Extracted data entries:
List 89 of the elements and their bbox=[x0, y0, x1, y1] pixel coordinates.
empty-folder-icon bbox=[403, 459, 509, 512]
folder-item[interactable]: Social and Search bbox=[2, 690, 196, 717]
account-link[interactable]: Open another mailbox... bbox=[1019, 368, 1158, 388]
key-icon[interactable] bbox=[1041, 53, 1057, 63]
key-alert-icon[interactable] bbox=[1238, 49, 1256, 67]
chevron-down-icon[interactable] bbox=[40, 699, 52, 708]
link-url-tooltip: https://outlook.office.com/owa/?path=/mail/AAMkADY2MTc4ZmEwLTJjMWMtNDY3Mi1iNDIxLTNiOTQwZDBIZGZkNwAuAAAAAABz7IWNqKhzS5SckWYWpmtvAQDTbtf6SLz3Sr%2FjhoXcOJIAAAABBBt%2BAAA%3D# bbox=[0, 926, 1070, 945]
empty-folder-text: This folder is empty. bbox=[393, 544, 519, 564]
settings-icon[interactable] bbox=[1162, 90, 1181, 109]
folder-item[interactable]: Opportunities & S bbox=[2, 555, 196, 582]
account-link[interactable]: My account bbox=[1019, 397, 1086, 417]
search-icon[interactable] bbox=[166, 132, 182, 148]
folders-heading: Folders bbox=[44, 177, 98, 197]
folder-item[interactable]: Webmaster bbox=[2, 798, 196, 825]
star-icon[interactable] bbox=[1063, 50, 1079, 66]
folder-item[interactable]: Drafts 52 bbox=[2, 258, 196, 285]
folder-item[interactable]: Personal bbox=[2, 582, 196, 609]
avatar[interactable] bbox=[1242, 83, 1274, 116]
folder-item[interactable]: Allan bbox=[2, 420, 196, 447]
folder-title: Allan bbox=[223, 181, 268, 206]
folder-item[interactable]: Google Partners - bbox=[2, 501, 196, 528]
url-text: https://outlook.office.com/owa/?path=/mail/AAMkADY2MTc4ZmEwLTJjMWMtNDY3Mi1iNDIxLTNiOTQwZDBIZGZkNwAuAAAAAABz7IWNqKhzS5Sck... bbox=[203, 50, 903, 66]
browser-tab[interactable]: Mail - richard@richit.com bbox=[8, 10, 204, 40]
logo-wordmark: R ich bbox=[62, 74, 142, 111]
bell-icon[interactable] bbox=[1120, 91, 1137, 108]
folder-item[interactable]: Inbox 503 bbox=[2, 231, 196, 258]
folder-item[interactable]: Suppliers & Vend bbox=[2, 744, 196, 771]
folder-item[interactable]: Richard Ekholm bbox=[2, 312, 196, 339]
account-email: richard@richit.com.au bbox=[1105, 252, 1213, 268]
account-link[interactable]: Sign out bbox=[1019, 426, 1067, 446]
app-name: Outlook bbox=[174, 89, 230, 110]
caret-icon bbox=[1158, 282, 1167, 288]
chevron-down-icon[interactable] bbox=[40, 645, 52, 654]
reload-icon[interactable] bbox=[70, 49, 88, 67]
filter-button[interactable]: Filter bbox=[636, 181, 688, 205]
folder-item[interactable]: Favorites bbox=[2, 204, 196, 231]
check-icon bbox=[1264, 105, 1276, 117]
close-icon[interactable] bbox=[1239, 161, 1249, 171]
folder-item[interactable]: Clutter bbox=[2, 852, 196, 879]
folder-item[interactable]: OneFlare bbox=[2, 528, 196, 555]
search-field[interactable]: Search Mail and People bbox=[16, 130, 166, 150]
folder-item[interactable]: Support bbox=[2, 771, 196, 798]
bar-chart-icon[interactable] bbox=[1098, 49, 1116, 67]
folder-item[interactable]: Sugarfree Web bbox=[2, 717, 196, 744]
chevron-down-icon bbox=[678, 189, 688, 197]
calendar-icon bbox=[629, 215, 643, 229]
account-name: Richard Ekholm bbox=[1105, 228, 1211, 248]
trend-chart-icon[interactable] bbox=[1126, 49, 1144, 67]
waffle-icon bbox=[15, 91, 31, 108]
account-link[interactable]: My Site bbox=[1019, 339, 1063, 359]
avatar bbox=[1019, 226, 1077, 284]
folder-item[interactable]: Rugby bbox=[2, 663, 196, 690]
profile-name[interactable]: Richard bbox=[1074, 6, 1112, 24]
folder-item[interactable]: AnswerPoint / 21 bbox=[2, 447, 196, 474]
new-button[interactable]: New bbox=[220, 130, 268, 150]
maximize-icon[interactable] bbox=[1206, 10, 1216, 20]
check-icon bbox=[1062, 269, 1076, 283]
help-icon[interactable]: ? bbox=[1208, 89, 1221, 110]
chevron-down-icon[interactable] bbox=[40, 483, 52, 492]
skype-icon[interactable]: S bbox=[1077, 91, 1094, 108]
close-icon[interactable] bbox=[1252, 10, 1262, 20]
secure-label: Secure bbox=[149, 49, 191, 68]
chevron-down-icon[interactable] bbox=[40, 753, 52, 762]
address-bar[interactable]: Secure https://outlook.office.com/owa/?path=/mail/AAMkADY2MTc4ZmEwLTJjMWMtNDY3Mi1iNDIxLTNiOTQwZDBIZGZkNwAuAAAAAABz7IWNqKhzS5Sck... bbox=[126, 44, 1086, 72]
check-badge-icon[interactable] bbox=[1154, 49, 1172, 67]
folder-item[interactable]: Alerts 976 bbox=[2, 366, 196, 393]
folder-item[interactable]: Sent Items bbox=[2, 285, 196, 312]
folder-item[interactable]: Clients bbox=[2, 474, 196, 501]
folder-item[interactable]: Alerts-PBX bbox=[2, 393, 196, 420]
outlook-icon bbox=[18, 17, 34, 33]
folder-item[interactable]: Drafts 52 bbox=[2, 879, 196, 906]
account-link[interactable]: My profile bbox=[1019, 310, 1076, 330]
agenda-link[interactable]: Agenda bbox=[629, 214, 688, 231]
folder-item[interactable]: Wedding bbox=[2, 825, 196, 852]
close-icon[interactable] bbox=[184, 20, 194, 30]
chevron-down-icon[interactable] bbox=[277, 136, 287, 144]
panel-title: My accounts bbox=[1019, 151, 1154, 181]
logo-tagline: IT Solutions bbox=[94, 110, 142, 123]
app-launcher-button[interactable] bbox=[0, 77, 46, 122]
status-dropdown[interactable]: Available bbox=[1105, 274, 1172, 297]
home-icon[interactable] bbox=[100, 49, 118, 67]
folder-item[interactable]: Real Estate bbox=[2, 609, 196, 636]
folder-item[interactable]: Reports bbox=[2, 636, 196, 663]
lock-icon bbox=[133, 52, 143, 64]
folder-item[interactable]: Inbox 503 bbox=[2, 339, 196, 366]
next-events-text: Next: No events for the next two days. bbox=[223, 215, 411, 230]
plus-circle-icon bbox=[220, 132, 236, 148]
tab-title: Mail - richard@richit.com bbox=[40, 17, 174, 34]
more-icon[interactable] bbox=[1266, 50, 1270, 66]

What is being asked -> Return the lines of every record above without any change.

Result of this task ->
List 89 of the elements and their bbox=[x0, y0, x1, y1] pixel coordinates.
empty-folder-icon bbox=[403, 459, 509, 512]
folder-item[interactable]: Social and Search bbox=[2, 690, 196, 717]
account-link[interactable]: Open another mailbox... bbox=[1019, 368, 1158, 388]
key-icon[interactable] bbox=[1041, 53, 1057, 63]
key-alert-icon[interactable] bbox=[1238, 49, 1256, 67]
chevron-down-icon[interactable] bbox=[40, 699, 52, 708]
link-url-tooltip: https://outlook.office.com/owa/?path=/mail/AAMkADY2MTc4ZmEwLTJjMWMtNDY3Mi1iNDIxLTNiOTQwZDBIZGZkNwAuAAAAAABz7IWNqKhzS5SckWYWpmtvAQDTbtf6SLz3Sr%2FjhoXcOJIAAAABBBt%2BAAA%3D# bbox=[0, 926, 1070, 945]
empty-folder-text: This folder is empty. bbox=[393, 544, 519, 564]
settings-icon[interactable] bbox=[1162, 90, 1181, 109]
folder-item[interactable]: Opportunities & S bbox=[2, 555, 196, 582]
account-link[interactable]: My account bbox=[1019, 397, 1086, 417]
search-icon[interactable] bbox=[166, 132, 182, 148]
folders-heading: Folders bbox=[44, 177, 98, 197]
folder-item[interactable]: Webmaster bbox=[2, 798, 196, 825]
star-icon[interactable] bbox=[1063, 50, 1079, 66]
folder-item[interactable]: Drafts 52 bbox=[2, 258, 196, 285]
folder-item[interactable]: Personal bbox=[2, 582, 196, 609]
avatar[interactable] bbox=[1242, 83, 1274, 116]
folder-item[interactable]: Allan bbox=[2, 420, 196, 447]
folder-title: Allan bbox=[223, 181, 268, 206]
folder-item[interactable]: Google Partners - bbox=[2, 501, 196, 528]
url-text: https://outlook.office.com/owa/?path=/mail/AAMkADY2MTc4ZmEwLTJjMWMtNDY3Mi1iNDIxLTNiOTQwZDBIZGZkNwAuAAAAAABz7IWNqKhzS5Sck... bbox=[203, 50, 903, 66]
browser-tab[interactable]: Mail - richard@richit.com bbox=[8, 10, 204, 40]
logo-wordmark: R ich bbox=[62, 74, 142, 111]
bell-icon[interactable] bbox=[1120, 91, 1137, 108]
folder-item[interactable]: Inbox 503 bbox=[2, 231, 196, 258]
folder-item[interactable]: Suppliers & Vend bbox=[2, 744, 196, 771]
folder-item[interactable]: Richard Ekholm bbox=[2, 312, 196, 339]
account-email: richard@richit.com.au bbox=[1105, 252, 1213, 268]
account-link[interactable]: Sign out bbox=[1019, 426, 1067, 446]
app-name: Outlook bbox=[174, 89, 230, 110]
caret-icon bbox=[1158, 282, 1167, 288]
chevron-down-icon[interactable] bbox=[40, 645, 52, 654]
reload-icon[interactable] bbox=[70, 49, 88, 67]
filter-button[interactable]: Filter bbox=[636, 181, 688, 205]
folder-item[interactable]: Favorites bbox=[2, 204, 196, 231]
check-icon bbox=[1264, 105, 1276, 117]
close-icon[interactable] bbox=[1239, 161, 1249, 171]
folder-item[interactable]: Clutter bbox=[2, 852, 196, 879]
folder-item[interactable]: OneFlare bbox=[2, 528, 196, 555]
search-field[interactable]: Search Mail and People bbox=[16, 130, 166, 150]
folder-item[interactable]: Support bbox=[2, 771, 196, 798]
bar-chart-icon[interactable] bbox=[1098, 49, 1116, 67]
folder-item[interactable]: Sugarfree Web bbox=[2, 717, 196, 744]
chevron-down-icon bbox=[678, 189, 688, 197]
calendar-icon bbox=[629, 215, 643, 229]
account-name: Richard Ekholm bbox=[1105, 228, 1211, 248]
trend-chart-icon[interactable] bbox=[1126, 49, 1144, 67]
waffle-icon bbox=[15, 91, 31, 108]
account-link[interactable]: My Site bbox=[1019, 339, 1063, 359]
avatar bbox=[1019, 226, 1077, 284]
folder-item[interactable]: Rugby bbox=[2, 663, 196, 690]
profile-name[interactable]: Richard bbox=[1074, 6, 1112, 24]
folder-item[interactable]: AnswerPoint / 21 bbox=[2, 447, 196, 474]
new-button[interactable]: New bbox=[220, 130, 268, 150]
maximize-icon[interactable] bbox=[1206, 10, 1216, 20]
check-icon bbox=[1062, 269, 1076, 283]
help-icon[interactable]: ? bbox=[1208, 89, 1221, 110]
chevron-down-icon[interactable] bbox=[40, 483, 52, 492]
skype-icon[interactable]: S bbox=[1077, 91, 1094, 108]
close-icon[interactable] bbox=[1252, 10, 1262, 20]
secure-label: Secure bbox=[149, 49, 191, 68]
chevron-down-icon[interactable] bbox=[40, 753, 52, 762]
address-bar[interactable]: Secure https://outlook.office.com/owa/?path=/mail/AAMkADY2MTc4ZmEwLTJjMWMtNDY3Mi1iNDIxLTNiOTQwZDBIZGZkNwAuAAAAAABz7IWNqKhzS5Sck... bbox=[126, 44, 1086, 72]
check-badge-icon[interactable] bbox=[1154, 49, 1172, 67]
folder-item[interactable]: Alerts 976 bbox=[2, 366, 196, 393]
folder-item[interactable]: Sent Items bbox=[2, 285, 196, 312]
folder-item[interactable]: Clients bbox=[2, 474, 196, 501]
folder-item[interactable]: Alerts-PBX bbox=[2, 393, 196, 420]
outlook-icon bbox=[18, 17, 34, 33]
folder-item[interactable]: Drafts 52 bbox=[2, 879, 196, 906]
account-link[interactable]: My profile bbox=[1019, 310, 1076, 330]
agenda-link[interactable]: Agenda bbox=[629, 214, 688, 231]
folder-item[interactable]: Wedding bbox=[2, 825, 196, 852]
close-icon[interactable] bbox=[184, 20, 194, 30]
chevron-down-icon[interactable] bbox=[277, 136, 287, 144]
panel-title: My accounts bbox=[1019, 151, 1154, 181]
logo-tagline: IT Solutions bbox=[94, 110, 142, 123]
app-launcher-button[interactable] bbox=[0, 77, 46, 122]
status-dropdown[interactable]: Available bbox=[1105, 274, 1172, 297]
home-icon[interactable] bbox=[100, 49, 118, 67]
folder-item[interactable]: Real Estate bbox=[2, 609, 196, 636]
folder-item[interactable]: Reports bbox=[2, 636, 196, 663]
lock-icon bbox=[133, 52, 143, 64]
folder-item[interactable]: Inbox 503 bbox=[2, 339, 196, 366]
next-events-text: Next: No events for the next two days. bbox=[223, 215, 411, 230]
plus-circle-icon bbox=[220, 132, 236, 148]
tab-title: Mail - richard@richit.com bbox=[40, 17, 174, 34]
more-icon[interactable] bbox=[1266, 50, 1270, 66]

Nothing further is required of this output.